**Required work:** Select and copy out every line in the records containing "buat".
══ Supplied data ══
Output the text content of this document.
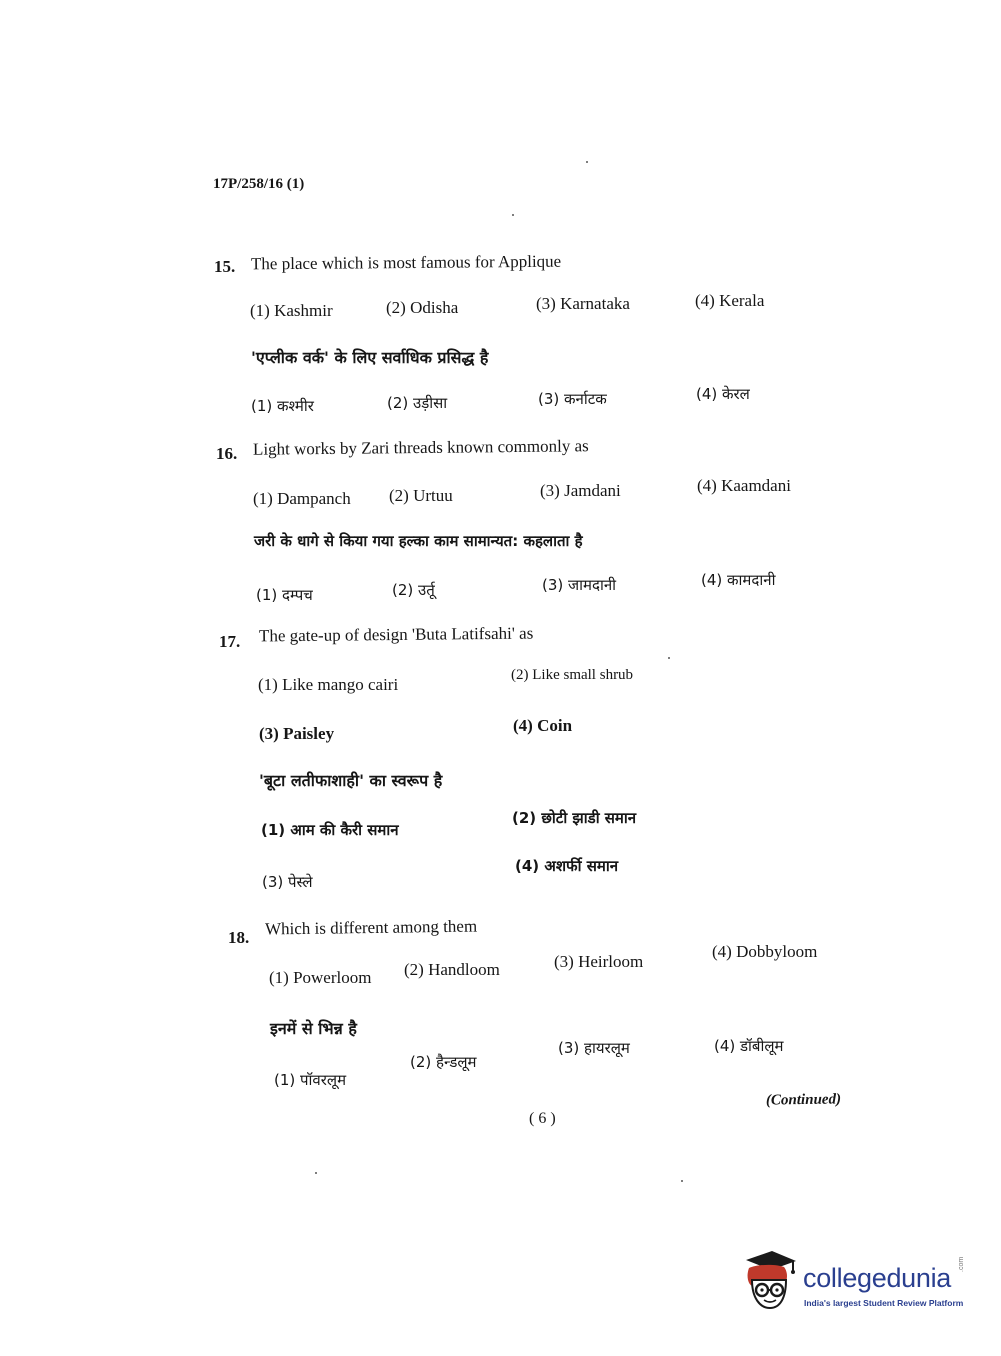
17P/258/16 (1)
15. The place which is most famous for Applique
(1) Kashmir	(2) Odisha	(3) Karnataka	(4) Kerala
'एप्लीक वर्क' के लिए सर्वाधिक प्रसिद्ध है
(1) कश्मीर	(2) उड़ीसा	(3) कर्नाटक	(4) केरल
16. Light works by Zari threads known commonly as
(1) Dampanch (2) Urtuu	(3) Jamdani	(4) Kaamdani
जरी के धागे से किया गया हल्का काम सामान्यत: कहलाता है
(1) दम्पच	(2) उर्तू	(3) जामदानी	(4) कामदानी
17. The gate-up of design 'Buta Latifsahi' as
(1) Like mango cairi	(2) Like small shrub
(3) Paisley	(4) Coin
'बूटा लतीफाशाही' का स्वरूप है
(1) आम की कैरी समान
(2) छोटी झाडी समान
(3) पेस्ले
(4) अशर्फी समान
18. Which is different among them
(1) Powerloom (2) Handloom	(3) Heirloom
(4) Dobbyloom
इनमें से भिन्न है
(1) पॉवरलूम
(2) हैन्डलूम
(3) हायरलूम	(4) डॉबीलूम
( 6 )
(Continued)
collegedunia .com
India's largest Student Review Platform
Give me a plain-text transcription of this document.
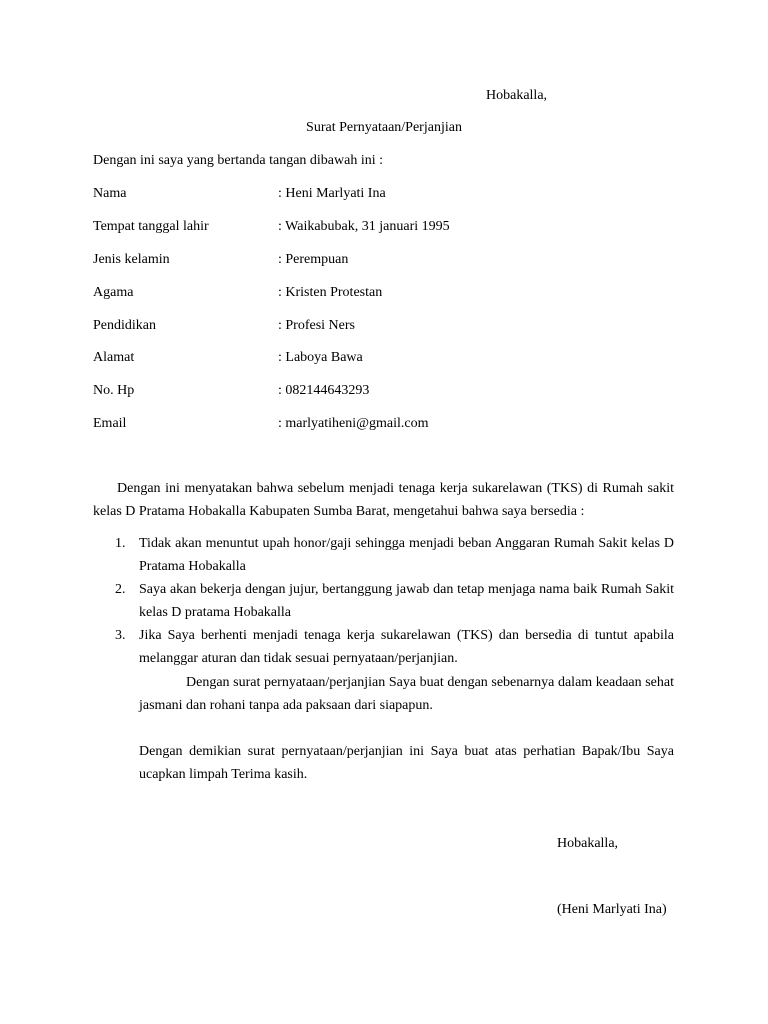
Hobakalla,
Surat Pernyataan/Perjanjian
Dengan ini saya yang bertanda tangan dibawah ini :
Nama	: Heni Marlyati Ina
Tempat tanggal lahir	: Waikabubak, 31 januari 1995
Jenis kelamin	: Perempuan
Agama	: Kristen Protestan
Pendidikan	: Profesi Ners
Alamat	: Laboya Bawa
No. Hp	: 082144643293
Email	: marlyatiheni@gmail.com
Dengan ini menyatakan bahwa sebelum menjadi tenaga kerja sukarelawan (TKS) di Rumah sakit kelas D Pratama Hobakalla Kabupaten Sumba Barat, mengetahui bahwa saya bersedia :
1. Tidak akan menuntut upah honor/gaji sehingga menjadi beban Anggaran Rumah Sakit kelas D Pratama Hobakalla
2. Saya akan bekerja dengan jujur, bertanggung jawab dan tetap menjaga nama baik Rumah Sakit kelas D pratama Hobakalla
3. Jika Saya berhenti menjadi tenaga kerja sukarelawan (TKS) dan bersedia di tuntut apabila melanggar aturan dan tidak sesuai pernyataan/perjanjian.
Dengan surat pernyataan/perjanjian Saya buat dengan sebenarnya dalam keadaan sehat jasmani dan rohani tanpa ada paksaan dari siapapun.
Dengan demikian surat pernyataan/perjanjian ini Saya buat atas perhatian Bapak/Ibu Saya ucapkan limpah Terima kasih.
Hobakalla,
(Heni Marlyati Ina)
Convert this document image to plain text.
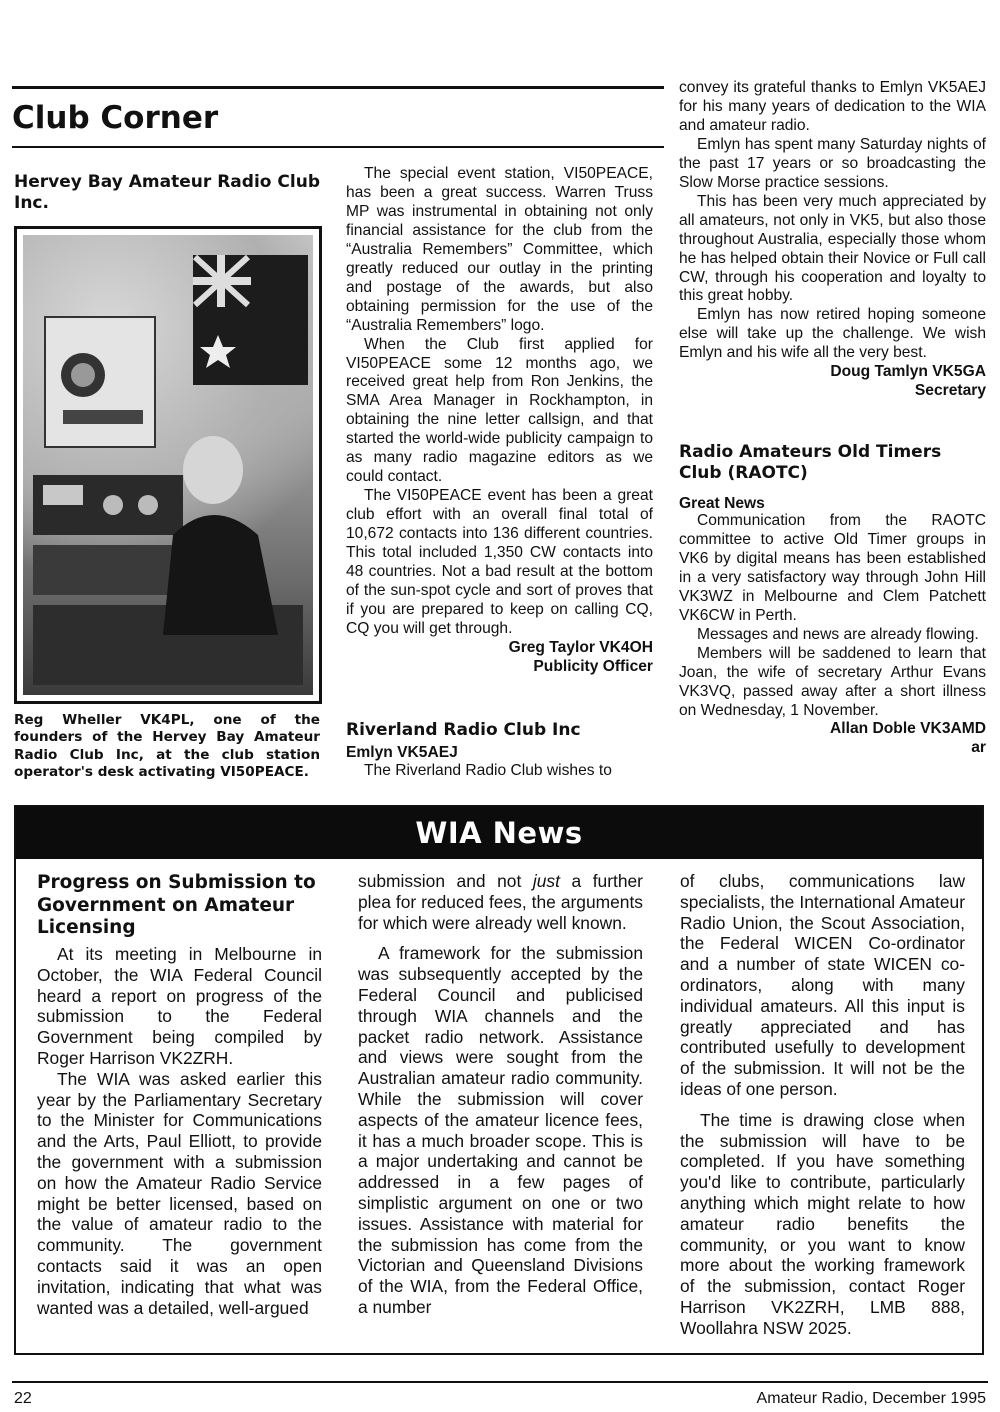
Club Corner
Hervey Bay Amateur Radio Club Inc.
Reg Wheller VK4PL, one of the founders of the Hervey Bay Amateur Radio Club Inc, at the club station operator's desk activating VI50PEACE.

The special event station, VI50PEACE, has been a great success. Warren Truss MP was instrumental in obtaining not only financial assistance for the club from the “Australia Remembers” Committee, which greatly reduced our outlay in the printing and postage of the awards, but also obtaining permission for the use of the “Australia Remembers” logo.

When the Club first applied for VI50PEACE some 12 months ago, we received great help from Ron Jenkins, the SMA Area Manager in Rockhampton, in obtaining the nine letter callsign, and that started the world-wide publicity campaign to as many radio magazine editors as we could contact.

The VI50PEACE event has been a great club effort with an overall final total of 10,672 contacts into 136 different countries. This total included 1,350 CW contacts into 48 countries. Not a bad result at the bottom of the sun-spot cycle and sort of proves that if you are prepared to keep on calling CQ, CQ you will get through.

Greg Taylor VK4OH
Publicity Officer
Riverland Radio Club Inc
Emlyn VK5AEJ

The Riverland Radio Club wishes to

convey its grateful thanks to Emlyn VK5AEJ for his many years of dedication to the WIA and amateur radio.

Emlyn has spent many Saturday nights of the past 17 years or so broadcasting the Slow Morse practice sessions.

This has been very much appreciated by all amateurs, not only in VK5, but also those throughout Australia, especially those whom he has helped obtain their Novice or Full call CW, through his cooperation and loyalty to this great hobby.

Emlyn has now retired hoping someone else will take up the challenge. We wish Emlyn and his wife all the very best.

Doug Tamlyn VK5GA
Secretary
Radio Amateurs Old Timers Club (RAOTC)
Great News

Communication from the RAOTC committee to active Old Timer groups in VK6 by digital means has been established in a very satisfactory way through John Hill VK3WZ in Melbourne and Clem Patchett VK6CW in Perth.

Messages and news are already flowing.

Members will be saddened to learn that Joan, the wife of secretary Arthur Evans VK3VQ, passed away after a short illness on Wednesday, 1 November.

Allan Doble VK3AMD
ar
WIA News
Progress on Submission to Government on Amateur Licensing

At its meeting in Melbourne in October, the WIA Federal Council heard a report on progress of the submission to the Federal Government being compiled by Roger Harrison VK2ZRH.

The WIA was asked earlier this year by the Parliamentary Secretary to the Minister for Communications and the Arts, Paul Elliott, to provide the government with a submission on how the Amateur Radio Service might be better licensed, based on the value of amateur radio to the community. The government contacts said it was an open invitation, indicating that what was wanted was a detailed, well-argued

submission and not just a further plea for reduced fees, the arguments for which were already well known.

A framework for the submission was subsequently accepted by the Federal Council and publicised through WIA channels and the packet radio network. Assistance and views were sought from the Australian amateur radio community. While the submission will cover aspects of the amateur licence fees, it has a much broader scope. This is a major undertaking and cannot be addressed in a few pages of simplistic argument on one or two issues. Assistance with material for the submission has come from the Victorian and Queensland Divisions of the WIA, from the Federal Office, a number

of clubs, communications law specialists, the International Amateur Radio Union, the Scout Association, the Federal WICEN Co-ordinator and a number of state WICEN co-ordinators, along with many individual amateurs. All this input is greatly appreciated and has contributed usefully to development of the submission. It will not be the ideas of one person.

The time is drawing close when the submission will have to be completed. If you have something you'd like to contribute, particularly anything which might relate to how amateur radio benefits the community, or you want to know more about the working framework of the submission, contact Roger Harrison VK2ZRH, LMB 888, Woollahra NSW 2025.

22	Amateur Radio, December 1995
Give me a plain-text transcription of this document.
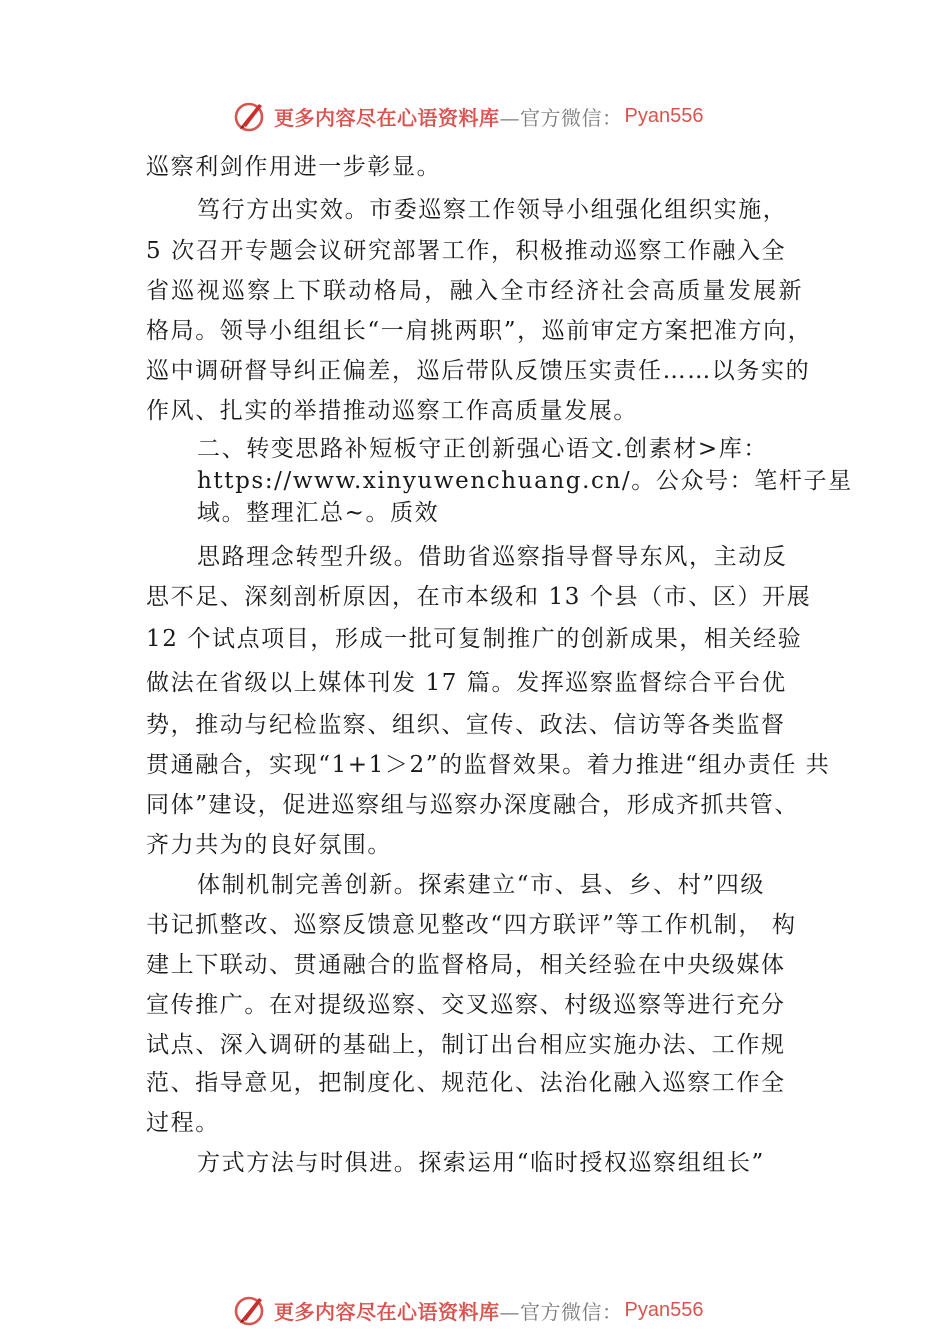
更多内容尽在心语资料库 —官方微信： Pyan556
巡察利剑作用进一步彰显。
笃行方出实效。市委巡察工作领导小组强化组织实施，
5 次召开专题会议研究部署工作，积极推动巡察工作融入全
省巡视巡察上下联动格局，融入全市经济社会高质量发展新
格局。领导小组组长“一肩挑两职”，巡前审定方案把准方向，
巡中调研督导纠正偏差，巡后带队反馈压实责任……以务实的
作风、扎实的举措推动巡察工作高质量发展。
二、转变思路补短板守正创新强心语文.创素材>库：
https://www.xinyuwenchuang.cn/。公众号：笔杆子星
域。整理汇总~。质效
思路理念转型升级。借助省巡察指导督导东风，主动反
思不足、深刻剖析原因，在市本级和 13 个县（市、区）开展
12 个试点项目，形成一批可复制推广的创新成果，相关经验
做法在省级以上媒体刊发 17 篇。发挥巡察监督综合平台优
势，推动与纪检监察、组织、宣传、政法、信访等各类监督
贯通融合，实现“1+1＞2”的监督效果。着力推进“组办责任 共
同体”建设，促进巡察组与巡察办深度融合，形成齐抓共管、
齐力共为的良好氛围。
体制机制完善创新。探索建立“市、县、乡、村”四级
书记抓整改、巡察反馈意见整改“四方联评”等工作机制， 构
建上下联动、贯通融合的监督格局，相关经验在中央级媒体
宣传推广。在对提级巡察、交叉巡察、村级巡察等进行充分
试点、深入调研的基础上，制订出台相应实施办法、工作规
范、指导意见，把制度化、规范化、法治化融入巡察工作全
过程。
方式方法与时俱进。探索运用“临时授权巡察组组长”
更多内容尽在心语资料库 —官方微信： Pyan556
═══
**Written response:**
Dengan surat pernyataan/perjanjian Saya buat dengan sebenarnya dalam keadaan sehat jasmani dan rohani tanpa ada paksaan dari siapapun.
Dengan demikian surat pernyataan/perjanjian ini Saya buat atas perhatian Bapak/Ibu Saya ucapkan limpah Terima kasih.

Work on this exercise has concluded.